START Given passage

Adapted from a Georges Simenon novel, the plot of EN CAS DE MALHEUR is quite predictable and not entirely convincing but the consummate professionalism of all concerned smooths over any bumps that come up along the way. Bardot is an aimless youth who, together with her reluctant girlfriend, amateurishly attempts to pull off a small-time jewel heist that, inevitably, goes wrong and, eventually, picks up Gabin's name at random from a phone book to act as her defense counsel in court; not having the financial means to pay for his services, she elects to remunerate him in the only way she knows how: seduction.
Although this particular sequence, as shown in the finished film, is disappointingly chaste, the deleted clip reproduced at the end of the copy I acquired is, however, too crude to be seen at such an early stage of the film and, in my opinion, the director was wise to jettison it; in any case, he did contrive to gives us a good look at the gloriously naked body (solely from the back, of course) of the 23-year old Bardot later on when she rushes out of the bathroom and into bed (much to the chagrin of Gabin's mousy secretary) of the apartment that Gabin provided her with! Needless to say, Gabin is already married (to the formidable Edwige Feuilliere) and, although on the surface she appears to condone Gabin's latest flirtation, she is obviously none too happy about it.

END Given passage
START Stored data

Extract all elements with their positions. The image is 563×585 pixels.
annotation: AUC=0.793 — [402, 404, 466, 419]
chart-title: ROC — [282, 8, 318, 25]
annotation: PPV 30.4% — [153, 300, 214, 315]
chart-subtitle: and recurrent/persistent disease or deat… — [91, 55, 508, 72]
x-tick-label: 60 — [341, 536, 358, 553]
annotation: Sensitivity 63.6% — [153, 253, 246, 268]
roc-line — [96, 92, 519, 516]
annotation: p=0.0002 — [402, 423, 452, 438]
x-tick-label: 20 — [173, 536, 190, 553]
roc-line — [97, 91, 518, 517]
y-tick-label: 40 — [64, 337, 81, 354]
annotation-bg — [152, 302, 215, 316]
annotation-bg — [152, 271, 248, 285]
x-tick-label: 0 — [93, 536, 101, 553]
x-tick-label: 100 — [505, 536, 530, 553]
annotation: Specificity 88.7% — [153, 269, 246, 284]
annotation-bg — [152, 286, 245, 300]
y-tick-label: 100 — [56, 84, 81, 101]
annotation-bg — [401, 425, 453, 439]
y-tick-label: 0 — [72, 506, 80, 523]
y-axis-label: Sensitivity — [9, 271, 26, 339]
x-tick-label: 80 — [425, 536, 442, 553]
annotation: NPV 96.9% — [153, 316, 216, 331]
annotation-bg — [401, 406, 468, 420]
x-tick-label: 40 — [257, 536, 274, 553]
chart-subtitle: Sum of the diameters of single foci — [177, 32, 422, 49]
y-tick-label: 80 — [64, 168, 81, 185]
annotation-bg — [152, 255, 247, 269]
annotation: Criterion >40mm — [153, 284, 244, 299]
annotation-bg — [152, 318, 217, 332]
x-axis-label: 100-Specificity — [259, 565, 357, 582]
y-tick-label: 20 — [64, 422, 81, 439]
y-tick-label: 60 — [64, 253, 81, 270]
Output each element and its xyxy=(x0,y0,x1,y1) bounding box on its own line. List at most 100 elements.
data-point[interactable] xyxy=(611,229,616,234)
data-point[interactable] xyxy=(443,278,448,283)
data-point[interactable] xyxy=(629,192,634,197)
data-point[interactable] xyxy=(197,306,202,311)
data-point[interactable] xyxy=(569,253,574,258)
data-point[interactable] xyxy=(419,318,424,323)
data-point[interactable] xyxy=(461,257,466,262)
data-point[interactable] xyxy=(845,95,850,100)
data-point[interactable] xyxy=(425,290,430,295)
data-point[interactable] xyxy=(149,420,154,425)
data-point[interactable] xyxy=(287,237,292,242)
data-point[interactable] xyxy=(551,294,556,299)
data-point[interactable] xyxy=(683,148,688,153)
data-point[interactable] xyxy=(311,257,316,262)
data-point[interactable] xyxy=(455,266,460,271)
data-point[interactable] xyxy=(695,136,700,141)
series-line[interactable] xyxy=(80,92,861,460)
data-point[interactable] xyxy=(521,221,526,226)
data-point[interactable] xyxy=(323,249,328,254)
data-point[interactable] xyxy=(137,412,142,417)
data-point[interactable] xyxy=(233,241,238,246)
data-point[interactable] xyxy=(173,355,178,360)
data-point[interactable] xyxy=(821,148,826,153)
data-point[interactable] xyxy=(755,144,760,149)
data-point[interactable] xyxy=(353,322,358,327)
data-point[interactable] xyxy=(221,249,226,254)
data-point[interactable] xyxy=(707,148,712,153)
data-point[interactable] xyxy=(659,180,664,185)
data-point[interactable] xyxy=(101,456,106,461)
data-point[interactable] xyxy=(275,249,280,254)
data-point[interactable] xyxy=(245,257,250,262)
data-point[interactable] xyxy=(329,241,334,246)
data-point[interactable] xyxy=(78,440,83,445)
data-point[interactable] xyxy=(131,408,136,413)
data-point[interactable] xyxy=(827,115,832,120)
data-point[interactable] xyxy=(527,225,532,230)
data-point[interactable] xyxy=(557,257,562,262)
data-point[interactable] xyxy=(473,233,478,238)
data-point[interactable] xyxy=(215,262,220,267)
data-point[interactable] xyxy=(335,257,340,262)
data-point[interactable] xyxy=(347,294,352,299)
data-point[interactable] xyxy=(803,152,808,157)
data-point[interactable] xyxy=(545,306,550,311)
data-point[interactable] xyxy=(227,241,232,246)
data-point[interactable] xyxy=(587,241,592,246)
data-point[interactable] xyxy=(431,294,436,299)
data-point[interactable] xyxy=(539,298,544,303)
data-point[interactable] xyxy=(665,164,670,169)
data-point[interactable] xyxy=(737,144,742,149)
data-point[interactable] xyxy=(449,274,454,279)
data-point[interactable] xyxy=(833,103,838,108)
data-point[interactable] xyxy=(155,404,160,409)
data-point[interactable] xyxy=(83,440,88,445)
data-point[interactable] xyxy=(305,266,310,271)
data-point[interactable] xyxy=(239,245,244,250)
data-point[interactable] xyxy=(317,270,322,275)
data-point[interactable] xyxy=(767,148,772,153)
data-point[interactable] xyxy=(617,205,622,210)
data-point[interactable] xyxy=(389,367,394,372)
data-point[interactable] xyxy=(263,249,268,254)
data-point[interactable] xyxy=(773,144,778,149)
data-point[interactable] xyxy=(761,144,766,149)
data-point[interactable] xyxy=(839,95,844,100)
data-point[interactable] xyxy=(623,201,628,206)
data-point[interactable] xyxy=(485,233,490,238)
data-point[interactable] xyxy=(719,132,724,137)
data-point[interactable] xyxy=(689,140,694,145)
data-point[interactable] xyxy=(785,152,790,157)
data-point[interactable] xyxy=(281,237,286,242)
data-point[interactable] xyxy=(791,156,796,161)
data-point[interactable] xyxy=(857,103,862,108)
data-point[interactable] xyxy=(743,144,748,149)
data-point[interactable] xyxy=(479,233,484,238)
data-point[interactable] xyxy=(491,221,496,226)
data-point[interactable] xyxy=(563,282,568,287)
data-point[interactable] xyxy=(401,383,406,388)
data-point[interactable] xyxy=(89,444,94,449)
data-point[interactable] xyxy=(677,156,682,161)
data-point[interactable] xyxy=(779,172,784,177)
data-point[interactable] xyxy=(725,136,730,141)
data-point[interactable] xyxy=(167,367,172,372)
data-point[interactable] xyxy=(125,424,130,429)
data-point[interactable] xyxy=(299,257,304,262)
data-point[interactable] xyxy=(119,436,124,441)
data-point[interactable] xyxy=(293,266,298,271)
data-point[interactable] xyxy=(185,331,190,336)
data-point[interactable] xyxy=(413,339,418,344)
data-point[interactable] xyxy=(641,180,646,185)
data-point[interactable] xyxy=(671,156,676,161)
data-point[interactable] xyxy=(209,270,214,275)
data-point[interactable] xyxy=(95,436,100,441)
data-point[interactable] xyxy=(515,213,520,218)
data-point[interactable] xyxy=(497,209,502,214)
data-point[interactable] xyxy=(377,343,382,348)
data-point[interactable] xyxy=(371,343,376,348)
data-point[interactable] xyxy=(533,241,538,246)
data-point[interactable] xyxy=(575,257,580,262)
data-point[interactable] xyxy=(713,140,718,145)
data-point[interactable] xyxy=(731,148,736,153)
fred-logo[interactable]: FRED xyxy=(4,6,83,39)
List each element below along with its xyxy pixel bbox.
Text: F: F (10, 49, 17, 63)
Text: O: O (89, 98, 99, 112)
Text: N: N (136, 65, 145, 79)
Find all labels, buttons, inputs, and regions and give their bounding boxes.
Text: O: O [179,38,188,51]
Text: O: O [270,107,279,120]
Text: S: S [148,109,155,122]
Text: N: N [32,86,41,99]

END Stored data

◆ What to produce: Continue the review of EN CAS DE MALHEUR from where it stops.

◆ Task output:
To complicate matters further, Bardot is also seeing her irascible Italian lover (Franco Interlenghi) on the side and things come to a tragic head when she unwisely decides that loveless wealth is preferable to blissful poverty. Abetted by Jacques Natteau's noir-ish lighting and Rene' Cloerec's fine score, the colorful cast also includes three alumni from the films of Luis Bunuel, namely Julien Bertheau (appearing briefly at the very end as the investigating inspector at the scene of the crime passionel), Jean-Pierre Cassel (unbilled as an animated trumpeter, one of Bardot's casual lovers) and an unrecognizable Bernard Musson – and even Jacques Marin and Daniela Bianchi (also unrecognizable).
While the film's 122-minute running time would seem overgenerous on paper, it is only the belated (and unnecessary) introduction of the character of Bardot's maid that makes one realize this as we lay watching; I strongly suspect that the film-makers wanted to push the boundaries of censorship even further by hinting at a possible ménage-a-trois between her, Bardot and Gabin but, perhaps thankfully, this is not made all that clear in the few scenes they share together…which is just as well since the huge difference in age between on screen lovers Gabin and Bardot and the above-mentioned nude scene had already raised the proverbial conservative eyebrows! For the record, the film was remade 40 years later as EN PLEIN COEUR aka IN ALL INNOCENCE with Virginie Ledoyen stepping into Bardot's 'shoes'.